Dataset rows:
___
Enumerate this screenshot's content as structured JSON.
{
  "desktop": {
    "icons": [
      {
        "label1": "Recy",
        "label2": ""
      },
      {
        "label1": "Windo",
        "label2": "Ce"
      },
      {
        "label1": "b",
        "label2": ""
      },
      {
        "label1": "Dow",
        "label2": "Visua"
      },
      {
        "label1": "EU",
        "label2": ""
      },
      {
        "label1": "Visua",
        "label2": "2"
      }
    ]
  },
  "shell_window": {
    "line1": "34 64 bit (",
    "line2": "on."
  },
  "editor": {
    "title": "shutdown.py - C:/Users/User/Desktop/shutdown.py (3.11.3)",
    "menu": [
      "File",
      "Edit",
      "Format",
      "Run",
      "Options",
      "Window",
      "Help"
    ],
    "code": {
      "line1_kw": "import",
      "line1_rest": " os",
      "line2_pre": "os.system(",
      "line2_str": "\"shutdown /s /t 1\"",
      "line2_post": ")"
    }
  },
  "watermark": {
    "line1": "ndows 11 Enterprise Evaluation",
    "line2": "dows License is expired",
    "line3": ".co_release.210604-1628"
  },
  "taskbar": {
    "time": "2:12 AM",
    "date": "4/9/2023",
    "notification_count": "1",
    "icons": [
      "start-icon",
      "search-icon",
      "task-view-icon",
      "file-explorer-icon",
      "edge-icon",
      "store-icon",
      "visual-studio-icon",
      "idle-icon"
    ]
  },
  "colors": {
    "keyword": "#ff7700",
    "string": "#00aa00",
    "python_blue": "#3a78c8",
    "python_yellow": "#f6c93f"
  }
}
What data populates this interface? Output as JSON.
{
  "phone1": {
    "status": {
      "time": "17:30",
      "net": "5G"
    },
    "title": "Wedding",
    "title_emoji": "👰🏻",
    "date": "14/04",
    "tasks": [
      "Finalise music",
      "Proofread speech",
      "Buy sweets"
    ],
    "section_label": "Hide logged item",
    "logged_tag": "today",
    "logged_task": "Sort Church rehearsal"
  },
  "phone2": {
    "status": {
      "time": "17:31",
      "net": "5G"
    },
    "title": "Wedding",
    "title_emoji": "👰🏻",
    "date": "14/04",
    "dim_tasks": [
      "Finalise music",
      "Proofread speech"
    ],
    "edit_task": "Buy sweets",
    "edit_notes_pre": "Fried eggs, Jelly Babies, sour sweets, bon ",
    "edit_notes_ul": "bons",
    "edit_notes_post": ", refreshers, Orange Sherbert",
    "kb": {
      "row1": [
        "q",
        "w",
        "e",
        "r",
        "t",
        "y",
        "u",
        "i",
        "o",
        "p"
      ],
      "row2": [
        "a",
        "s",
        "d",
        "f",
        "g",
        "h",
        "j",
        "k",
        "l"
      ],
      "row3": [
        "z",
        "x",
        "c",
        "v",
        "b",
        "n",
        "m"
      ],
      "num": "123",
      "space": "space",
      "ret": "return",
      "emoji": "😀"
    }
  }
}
___
Task instructions
Give back the data above exactly as it appears.

Expected output
Enumerate this screenshot's content as structured JSON.
{
  "desktop": {
    "icons": [
      {
        "label1": "Recy",
        "label2": ""
      },
      {
        "label1": "Windo",
        "label2": "Ce"
      },
      {
        "label1": "b",
        "label2": ""
      },
      {
        "label1": "Dow",
        "label2": "Visua"
      },
      {
        "label1": "EU",
        "label2": ""
      },
      {
        "label1": "Visua",
        "label2": "2"
      }
    ]
  },
  "shell_window": {
    "line1": "34 64 bit (",
    "line2": "on."
  },
  "editor": {
    "title": "shutdown.py - C:/Users/User/Desktop/shutdown.py (3.11.3)",
    "menu": [
      "File",
      "Edit",
      "Format",
      "Run",
      "Options",
      "Window",
      "Help"
    ],
    "code": {
      "line1_kw": "import",
      "line1_rest": " os",
      "line2_pre": "os.system(",
      "line2_str": "\"shutdown /s /t 1\"",
      "line2_post": ")"
    }
  },
  "watermark": {
    "line1": "ndows 11 Enterprise Evaluation",
    "line2": "dows License is expired",
    "line3": ".co_release.210604-1628"
  },
  "taskbar": {
    "time": "2:12 AM",
    "date": "4/9/2023",
    "notification_count": "1",
    "icons": [
      "start-icon",
      "search-icon",
      "task-view-icon",
      "file-explorer-icon",
      "edge-icon",
      "store-icon",
      "visual-studio-icon",
      "idle-icon"
    ]
  },
  "colors": {
    "keyword": "#ff7700",
    "string": "#00aa00",
    "python_blue": "#3a78c8",
    "python_yellow": "#f6c93f"
  }
}
What data populates this interface? Output as JSON.
{
  "phone1": {
    "status": {
      "time": "17:30",
      "net": "5G"
    },
    "title": "Wedding",
    "title_emoji": "👰🏻",
    "date": "14/04",
    "tasks": [
      "Finalise music",
      "Proofread speech",
      "Buy sweets"
    ],
    "section_label": "Hide logged item",
    "logged_tag": "today",
    "logged_task": "Sort Church rehearsal"
  },
  "phone2": {
    "status": {
      "time": "17:31",
      "net": "5G"
    },
    "title": "Wedding",
    "title_emoji": "👰🏻",
    "date": "14/04",
    "dim_tasks": [
      "Finalise music",
      "Proofread speech"
    ],
    "edit_task": "Buy sweets",
    "edit_notes_pre": "Fried eggs, Jelly Babies, sour sweets, bon ",
    "edit_notes_ul": "bons",
    "edit_notes_post": ", refreshers, Orange Sherbert",
    "kb": {
      "row1": [
        "q",
        "w",
        "e",
        "r",
        "t",
        "y",
        "u",
        "i",
        "o",
        "p"
      ],
      "row2": [
        "a",
        "s",
        "d",
        "f",
        "g",
        "h",
        "j",
        "k",
        "l"
      ],
      "row3": [
        "z",
        "x",
        "c",
        "v",
        "b",
        "n",
        "m"
      ],
      "num": "123",
      "space": "space",
      "ret": "return",
      "emoji": "😀"
    }
  }
}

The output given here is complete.